Copy out every one of the records below word for word, omitting the pictures.
# START OF RECORDS FOR THIS EXERCISE
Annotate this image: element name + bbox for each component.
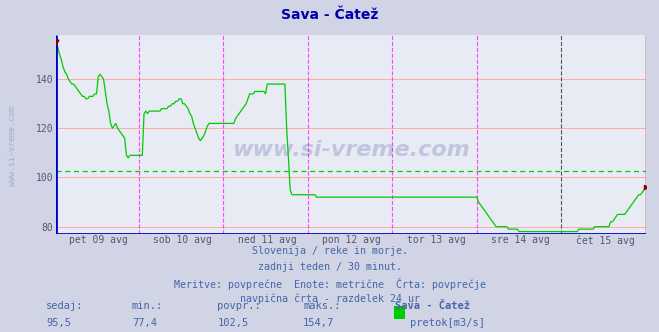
Text: 95,5: 95,5 [46,318,71,328]
Text: 102,5: 102,5 [217,318,248,328]
Text: povpr.:: povpr.: [217,301,261,311]
Text: 77,4: 77,4 [132,318,157,328]
Text: sedaj:: sedaj: [46,301,84,311]
Text: zadnji teden / 30 minut.: zadnji teden / 30 minut. [258,262,401,272]
Text: Sava - Čatež: Sava - Čatež [281,8,378,22]
Text: www.si-vreme.com: www.si-vreme.com [8,106,17,186]
Text: maks.:: maks.: [303,301,341,311]
Text: min.:: min.: [132,301,163,311]
Text: www.si-vreme.com: www.si-vreme.com [232,140,470,160]
Text: Sava - Čatež: Sava - Čatež [395,301,471,311]
Text: navpična črta - razdelek 24 ur: navpična črta - razdelek 24 ur [239,293,420,304]
Text: Meritve: povprečne  Enote: metrične  Črta: povprečje: Meritve: povprečne Enote: metrične Črta:… [173,278,486,290]
Text: pretok[m3/s]: pretok[m3/s] [410,318,485,328]
Text: 154,7: 154,7 [303,318,334,328]
Text: Slovenija / reke in morje.: Slovenija / reke in morje. [252,246,407,256]
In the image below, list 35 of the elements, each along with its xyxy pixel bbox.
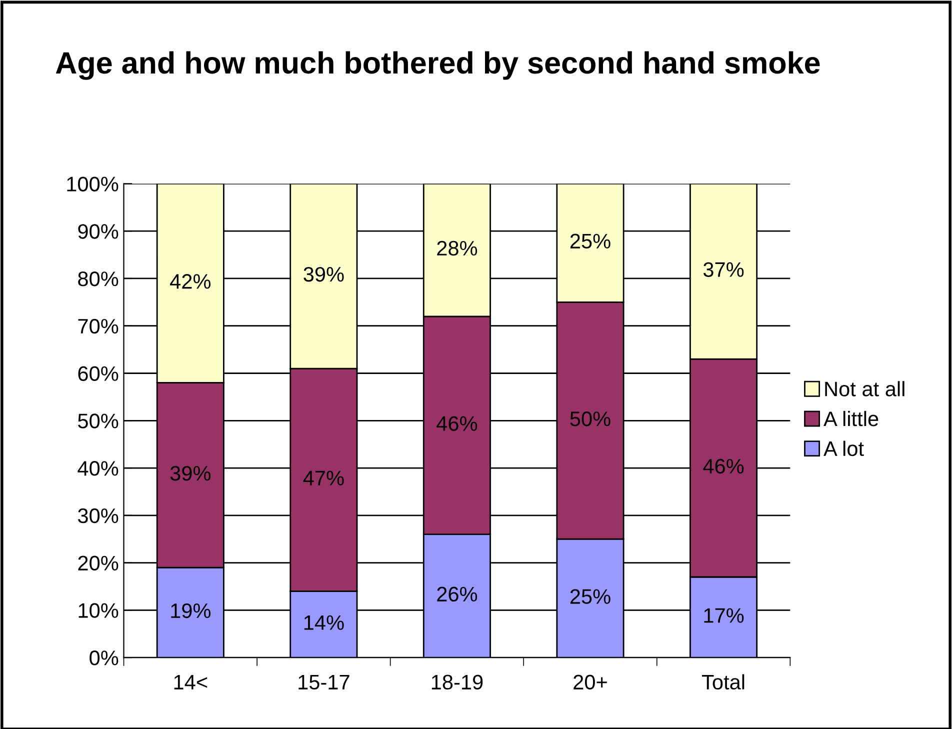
y-tick-label: 0% [90, 650, 118, 666]
y-tick-label: 80% [78, 271, 118, 286]
y-tick-label: 20% [78, 556, 118, 571]
data-label: 50% [570, 411, 610, 426]
data-label: 17% [704, 608, 744, 623]
x-tick-label: 14< [174, 674, 208, 690]
x-tick-label: 15-17 [298, 674, 350, 690]
data-label: 39% [304, 266, 344, 282]
y-tick-label: 100% [67, 176, 118, 192]
y-tick-label: 50% [78, 414, 118, 428]
legend-label: A lot [824, 440, 864, 456]
data-label: 14% [304, 615, 344, 630]
x-tick-label: 18-19 [432, 674, 483, 690]
data-label: 19% [171, 603, 211, 618]
x-tick-label: 20+ [574, 674, 607, 690]
chart-title: Age and how much bothered by second hand smoke [56, 51, 820, 80]
y-tick-label: 40% [78, 461, 118, 476]
data-label: 26% [437, 586, 478, 602]
y-tick-label: 70% [78, 318, 118, 334]
y-tick-label: 60% [78, 366, 118, 381]
data-label: 28% [437, 240, 478, 256]
data-label: 25% [570, 234, 610, 249]
x-tick-label: Total [702, 674, 744, 690]
data-label: 47% [303, 470, 344, 486]
data-label: 46% [436, 416, 478, 431]
legend-label: Not at all [825, 381, 904, 396]
data-label: 37% [703, 262, 744, 277]
data-label: 46% [703, 458, 744, 474]
y-tick-label: 90% [78, 224, 118, 239]
data-label: 39% [170, 466, 211, 481]
y-tick-label: 10% [78, 603, 118, 618]
legend-label: A little [824, 410, 878, 426]
y-tick-label: 30% [78, 508, 118, 524]
data-label: 42% [170, 274, 211, 289]
data-label: 25% [570, 589, 610, 604]
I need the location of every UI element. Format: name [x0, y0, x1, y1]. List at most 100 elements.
# END OF RECORDS FOR THIS EXERCISE
* _EXERCISE OUTPUT_:
Annotate this image: element name + bbox for each component.
Text: 95,5: 95,5 [46,318,71,328]
Text: 102,5: 102,5 [217,318,248,328]
Text: povpr.:: povpr.: [217,301,261,311]
Text: 77,4: 77,4 [132,318,157,328]
Text: sedaj:: sedaj: [46,301,84,311]
Text: zadnji teden / 30 minut.: zadnji teden / 30 minut. [258,262,401,272]
Text: Sava - Čatež: Sava - Čatež [281,8,378,22]
Text: www.si-vreme.com: www.si-vreme.com [8,106,17,186]
Text: maks.:: maks.: [303,301,341,311]
Text: min.:: min.: [132,301,163,311]
Text: www.si-vreme.com: www.si-vreme.com [232,140,470,160]
Text: Sava - Čatež: Sava - Čatež [395,301,471,311]
Text: navpična črta - razdelek 24 ur: navpična črta - razdelek 24 ur [239,293,420,304]
Text: Meritve: povprečne  Enote: metrične  Črta: povprečje: Meritve: povprečne Enote: metrične Črta:… [173,278,486,290]
Text: pretok[m3/s]: pretok[m3/s] [410,318,485,328]
Text: 154,7: 154,7 [303,318,334,328]
Text: Slovenija / reke in morje.: Slovenija / reke in morje. [252,246,407,256]
In the image below, list 35 of the elements, each along with its xyxy pixel bbox.
y-tick-label: 0% [90, 650, 118, 666]
y-tick-label: 80% [78, 271, 118, 286]
y-tick-label: 20% [78, 556, 118, 571]
data-label: 50% [570, 411, 610, 426]
data-label: 17% [704, 608, 744, 623]
x-tick-label: 14< [174, 674, 208, 690]
x-tick-label: 15-17 [298, 674, 350, 690]
data-label: 39% [304, 266, 344, 282]
y-tick-label: 100% [67, 176, 118, 192]
y-tick-label: 50% [78, 414, 118, 428]
legend-label: A lot [824, 440, 864, 456]
data-label: 14% [304, 615, 344, 630]
x-tick-label: 18-19 [432, 674, 483, 690]
data-label: 19% [171, 603, 211, 618]
x-tick-label: 20+ [574, 674, 607, 690]
chart-title: Age and how much bothered by second hand smoke [56, 51, 820, 80]
y-tick-label: 40% [78, 461, 118, 476]
data-label: 26% [437, 586, 478, 602]
y-tick-label: 70% [78, 318, 118, 334]
y-tick-label: 60% [78, 366, 118, 381]
data-label: 28% [437, 240, 478, 256]
data-label: 25% [570, 234, 610, 249]
x-tick-label: Total [702, 674, 744, 690]
data-label: 47% [303, 470, 344, 486]
data-label: 46% [436, 416, 478, 431]
legend-label: Not at all [825, 381, 904, 396]
data-label: 37% [703, 262, 744, 277]
data-label: 46% [703, 458, 744, 474]
y-tick-label: 90% [78, 224, 118, 239]
data-label: 39% [170, 466, 211, 481]
y-tick-label: 10% [78, 603, 118, 618]
legend-label: A little [824, 410, 878, 426]
y-tick-label: 30% [78, 508, 118, 524]
data-label: 42% [170, 274, 211, 289]
data-label: 25% [570, 589, 610, 604]
I need the location of every UI element. Format: name [x0, y0, x1, y1]. List at most 100 elements.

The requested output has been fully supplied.